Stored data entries
┄┄┄┄┄┄┄┄┄┄
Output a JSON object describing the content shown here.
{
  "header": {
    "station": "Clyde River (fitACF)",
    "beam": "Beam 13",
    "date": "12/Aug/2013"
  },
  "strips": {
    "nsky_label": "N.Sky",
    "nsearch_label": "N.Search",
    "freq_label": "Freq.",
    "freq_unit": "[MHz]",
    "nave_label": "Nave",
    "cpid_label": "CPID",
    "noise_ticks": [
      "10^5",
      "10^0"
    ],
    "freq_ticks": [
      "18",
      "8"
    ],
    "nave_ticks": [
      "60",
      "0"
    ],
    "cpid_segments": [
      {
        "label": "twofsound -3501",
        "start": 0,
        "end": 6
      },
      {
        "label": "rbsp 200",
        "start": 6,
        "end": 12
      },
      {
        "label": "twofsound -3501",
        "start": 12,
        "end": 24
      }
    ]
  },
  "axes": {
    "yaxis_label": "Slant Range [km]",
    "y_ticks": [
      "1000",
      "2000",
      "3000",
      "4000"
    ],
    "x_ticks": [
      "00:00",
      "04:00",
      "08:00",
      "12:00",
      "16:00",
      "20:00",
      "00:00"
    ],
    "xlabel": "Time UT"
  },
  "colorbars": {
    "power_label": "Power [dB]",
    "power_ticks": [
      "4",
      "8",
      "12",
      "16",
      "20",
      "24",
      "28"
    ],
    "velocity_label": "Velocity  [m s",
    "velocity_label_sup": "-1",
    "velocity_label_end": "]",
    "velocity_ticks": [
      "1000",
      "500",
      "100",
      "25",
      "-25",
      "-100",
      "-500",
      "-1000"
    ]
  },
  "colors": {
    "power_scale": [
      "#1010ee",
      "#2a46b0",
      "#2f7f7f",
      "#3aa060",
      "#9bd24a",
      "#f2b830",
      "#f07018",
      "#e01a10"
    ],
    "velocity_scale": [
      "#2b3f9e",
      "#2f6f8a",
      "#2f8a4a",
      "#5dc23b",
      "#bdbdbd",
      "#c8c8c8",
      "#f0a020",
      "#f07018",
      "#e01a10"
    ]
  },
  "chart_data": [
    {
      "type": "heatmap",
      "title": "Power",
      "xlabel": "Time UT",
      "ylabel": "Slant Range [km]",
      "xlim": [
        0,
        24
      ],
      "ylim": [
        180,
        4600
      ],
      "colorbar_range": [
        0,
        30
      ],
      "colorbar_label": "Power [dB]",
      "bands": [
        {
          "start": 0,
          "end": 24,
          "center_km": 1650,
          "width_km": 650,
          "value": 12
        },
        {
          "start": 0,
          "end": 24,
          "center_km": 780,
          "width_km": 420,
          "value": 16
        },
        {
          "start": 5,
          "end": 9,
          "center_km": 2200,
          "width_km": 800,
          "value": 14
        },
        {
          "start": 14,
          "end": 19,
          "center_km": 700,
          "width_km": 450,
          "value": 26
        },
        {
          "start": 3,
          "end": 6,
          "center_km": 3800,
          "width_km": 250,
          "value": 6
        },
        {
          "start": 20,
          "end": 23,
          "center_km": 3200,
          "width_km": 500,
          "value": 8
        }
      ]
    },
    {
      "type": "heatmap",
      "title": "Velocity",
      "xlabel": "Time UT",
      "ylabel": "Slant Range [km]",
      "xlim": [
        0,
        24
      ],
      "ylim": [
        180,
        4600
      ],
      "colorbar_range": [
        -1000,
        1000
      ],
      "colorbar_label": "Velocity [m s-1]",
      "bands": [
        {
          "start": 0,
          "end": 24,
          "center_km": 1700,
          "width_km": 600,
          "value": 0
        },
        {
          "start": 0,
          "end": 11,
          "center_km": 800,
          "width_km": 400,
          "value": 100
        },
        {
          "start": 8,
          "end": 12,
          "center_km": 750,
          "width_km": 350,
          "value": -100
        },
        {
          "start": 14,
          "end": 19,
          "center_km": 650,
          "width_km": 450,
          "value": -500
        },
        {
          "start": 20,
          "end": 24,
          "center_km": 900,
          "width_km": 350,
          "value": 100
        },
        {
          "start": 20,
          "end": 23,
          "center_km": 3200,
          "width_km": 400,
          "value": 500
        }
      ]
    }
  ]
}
┄┄┄┄┄┄┄┄┄┄
*WHAT IS EXPECTED*.
Every line of the records above needs to be given again exactly.

*FINAL RESULT*.
Output a JSON object describing the content shown here.
{
  "header": {
    "station": "Clyde River (fitACF)",
    "beam": "Beam 13",
    "date": "12/Aug/2013"
  },
  "strips": {
    "nsky_label": "N.Sky",
    "nsearch_label": "N.Search",
    "freq_label": "Freq.",
    "freq_unit": "[MHz]",
    "nave_label": "Nave",
    "cpid_label": "CPID",
    "noise_ticks": [
      "10^5",
      "10^0"
    ],
    "freq_ticks": [
      "18",
      "8"
    ],
    "nave_ticks": [
      "60",
      "0"
    ],
    "cpid_segments": [
      {
        "label": "twofsound -3501",
        "start": 0,
        "end": 6
      },
      {
        "label": "rbsp 200",
        "start": 6,
        "end": 12
      },
      {
        "label": "twofsound -3501",
        "start": 12,
        "end": 24
      }
    ]
  },
  "axes": {
    "yaxis_label": "Slant Range [km]",
    "y_ticks": [
      "1000",
      "2000",
      "3000",
      "4000"
    ],
    "x_ticks": [
      "00:00",
      "04:00",
      "08:00",
      "12:00",
      "16:00",
      "20:00",
      "00:00"
    ],
    "xlabel": "Time UT"
  },
  "colorbars": {
    "power_label": "Power [dB]",
    "power_ticks": [
      "4",
      "8",
      "12",
      "16",
      "20",
      "24",
      "28"
    ],
    "velocity_label": "Velocity  [m s",
    "velocity_label_sup": "-1",
    "velocity_label_end": "]",
    "velocity_ticks": [
      "1000",
      "500",
      "100",
      "25",
      "-25",
      "-100",
      "-500",
      "-1000"
    ]
  },
  "colors": {
    "power_scale": [
      "#1010ee",
      "#2a46b0",
      "#2f7f7f",
      "#3aa060",
      "#9bd24a",
      "#f2b830",
      "#f07018",
      "#e01a10"
    ],
    "velocity_scale": [
      "#2b3f9e",
      "#2f6f8a",
      "#2f8a4a",
      "#5dc23b",
      "#bdbdbd",
      "#c8c8c8",
      "#f0a020",
      "#f07018",
      "#e01a10"
    ]
  },
  "chart_data": [
    {
      "type": "heatmap",
      "title": "Power",
      "xlabel": "Time UT",
      "ylabel": "Slant Range [km]",
      "xlim": [
        0,
        24
      ],
      "ylim": [
        180,
        4600
      ],
      "colorbar_range": [
        0,
        30
      ],
      "colorbar_label": "Power [dB]",
      "bands": [
        {
          "start": 0,
          "end": 24,
          "center_km": 1650,
          "width_km": 650,
          "value": 12
        },
        {
          "start": 0,
          "end": 24,
          "center_km": 780,
          "width_km": 420,
          "value": 16
        },
        {
          "start": 5,
          "end": 9,
          "center_km": 2200,
          "width_km": 800,
          "value": 14
        },
        {
          "start": 14,
          "end": 19,
          "center_km": 700,
          "width_km": 450,
          "value": 26
        },
        {
          "start": 3,
          "end": 6,
          "center_km": 3800,
          "width_km": 250,
          "value": 6
        },
        {
          "start": 20,
          "end": 23,
          "center_km": 3200,
          "width_km": 500,
          "value": 8
        }
      ]
    },
    {
      "type": "heatmap",
      "title": "Velocity",
      "xlabel": "Time UT",
      "ylabel": "Slant Range [km]",
      "xlim": [
        0,
        24
      ],
      "ylim": [
        180,
        4600
      ],
      "colorbar_range": [
        -1000,
        1000
      ],
      "colorbar_label": "Velocity [m s-1]",
      "bands": [
        {
          "start": 0,
          "end": 24,
          "center_km": 1700,
          "width_km": 600,
          "value": 0
        },
        {
          "start": 0,
          "end": 11,
          "center_km": 800,
          "width_km": 400,
          "value": 100
        },
        {
          "start": 8,
          "end": 12,
          "center_km": 750,
          "width_km": 350,
          "value": -100
        },
        {
          "start": 14,
          "end": 19,
          "center_km": 650,
          "width_km": 450,
          "value": -500
        },
        {
          "start": 20,
          "end": 24,
          "center_km": 900,
          "width_km": 350,
          "value": 100
        },
        {
          "start": 20,
          "end": 23,
          "center_km": 3200,
          "width_km": 400,
          "value": 500
        }
      ]
    }
  ]
}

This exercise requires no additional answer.